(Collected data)
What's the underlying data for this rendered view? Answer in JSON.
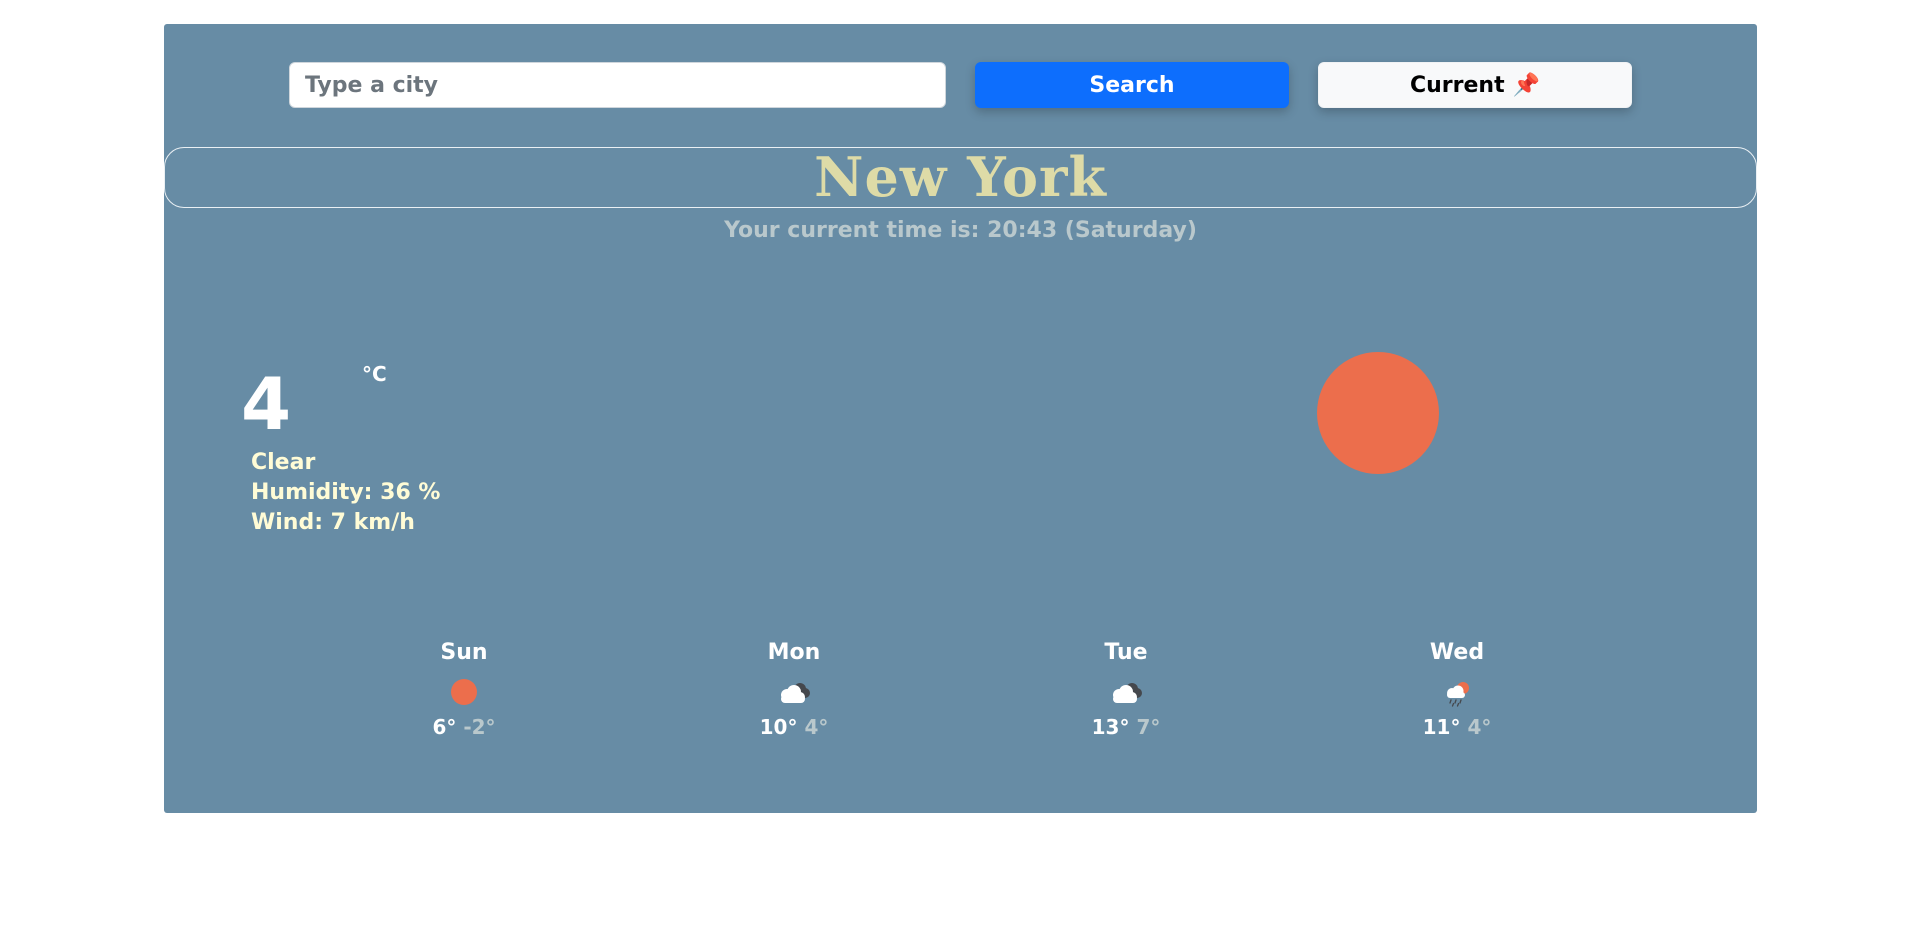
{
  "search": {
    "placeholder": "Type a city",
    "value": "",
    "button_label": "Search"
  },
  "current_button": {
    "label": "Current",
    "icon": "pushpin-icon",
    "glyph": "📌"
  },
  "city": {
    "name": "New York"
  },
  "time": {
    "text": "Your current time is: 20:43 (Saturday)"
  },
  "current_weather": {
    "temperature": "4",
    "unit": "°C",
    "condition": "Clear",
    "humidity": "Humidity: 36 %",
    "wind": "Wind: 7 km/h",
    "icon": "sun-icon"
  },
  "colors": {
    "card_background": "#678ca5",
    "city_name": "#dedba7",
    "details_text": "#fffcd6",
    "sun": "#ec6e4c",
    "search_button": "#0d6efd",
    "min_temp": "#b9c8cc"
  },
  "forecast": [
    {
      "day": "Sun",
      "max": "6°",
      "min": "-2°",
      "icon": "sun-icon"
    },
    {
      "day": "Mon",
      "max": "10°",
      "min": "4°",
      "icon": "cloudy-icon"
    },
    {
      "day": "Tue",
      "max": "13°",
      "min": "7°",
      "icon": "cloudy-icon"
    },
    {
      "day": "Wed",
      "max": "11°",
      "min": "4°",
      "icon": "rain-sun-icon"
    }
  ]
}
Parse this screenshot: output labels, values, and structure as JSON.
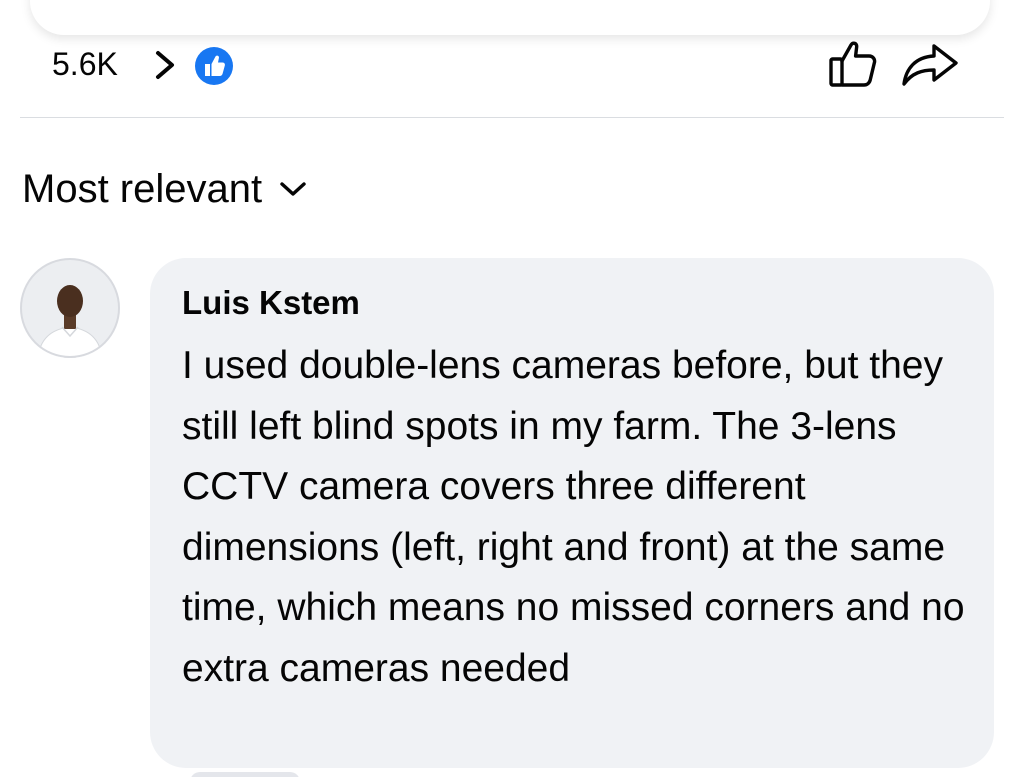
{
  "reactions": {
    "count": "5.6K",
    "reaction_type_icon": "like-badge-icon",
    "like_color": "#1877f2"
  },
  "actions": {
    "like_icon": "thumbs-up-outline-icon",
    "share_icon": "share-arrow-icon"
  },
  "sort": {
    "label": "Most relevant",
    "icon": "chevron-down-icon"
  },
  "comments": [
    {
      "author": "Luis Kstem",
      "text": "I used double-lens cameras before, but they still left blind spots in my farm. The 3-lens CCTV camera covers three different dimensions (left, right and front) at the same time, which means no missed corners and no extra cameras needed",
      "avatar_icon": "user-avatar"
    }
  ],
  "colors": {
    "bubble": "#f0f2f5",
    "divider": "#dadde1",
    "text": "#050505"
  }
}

= WRITTEN TASK =
Copy every line above word for word and exclude the pictures.

= COMPLETE ANSWER =
What's the underlying data for this rendered view? Answer in JSON.
{
  "search": {
    "placeholder": "Type a city",
    "value": "",
    "button_label": "Search"
  },
  "current_button": {
    "label": "Current",
    "icon": "pushpin-icon",
    "glyph": "📌"
  },
  "city": {
    "name": "New York"
  },
  "time": {
    "text": "Your current time is: 20:43 (Saturday)"
  },
  "current_weather": {
    "temperature": "4",
    "unit": "°C",
    "condition": "Clear",
    "humidity": "Humidity: 36 %",
    "wind": "Wind: 7 km/h",
    "icon": "sun-icon"
  },
  "colors": {
    "card_background": "#678ca5",
    "city_name": "#dedba7",
    "details_text": "#fffcd6",
    "sun": "#ec6e4c",
    "search_button": "#0d6efd",
    "min_temp": "#b9c8cc"
  },
  "forecast": [
    {
      "day": "Sun",
      "max": "6°",
      "min": "-2°",
      "icon": "sun-icon"
    },
    {
      "day": "Mon",
      "max": "10°",
      "min": "4°",
      "icon": "cloudy-icon"
    },
    {
      "day": "Tue",
      "max": "13°",
      "min": "7°",
      "icon": "cloudy-icon"
    },
    {
      "day": "Wed",
      "max": "11°",
      "min": "4°",
      "icon": "rain-sun-icon"
    }
  ]
}
Parse this screenshot: output labels, values, and structure as JSON.
{
  "reactions": {
    "count": "5.6K",
    "reaction_type_icon": "like-badge-icon",
    "like_color": "#1877f2"
  },
  "actions": {
    "like_icon": "thumbs-up-outline-icon",
    "share_icon": "share-arrow-icon"
  },
  "sort": {
    "label": "Most relevant",
    "icon": "chevron-down-icon"
  },
  "comments": [
    {
      "author": "Luis Kstem",
      "text": "I used double-lens cameras before, but they still left blind spots in my farm. The 3-lens CCTV camera covers three different dimensions (left, right and front) at the same time, which means no missed corners and no extra cameras needed",
      "avatar_icon": "user-avatar"
    }
  ],
  "colors": {
    "bubble": "#f0f2f5",
    "divider": "#dadde1",
    "text": "#050505"
  }
}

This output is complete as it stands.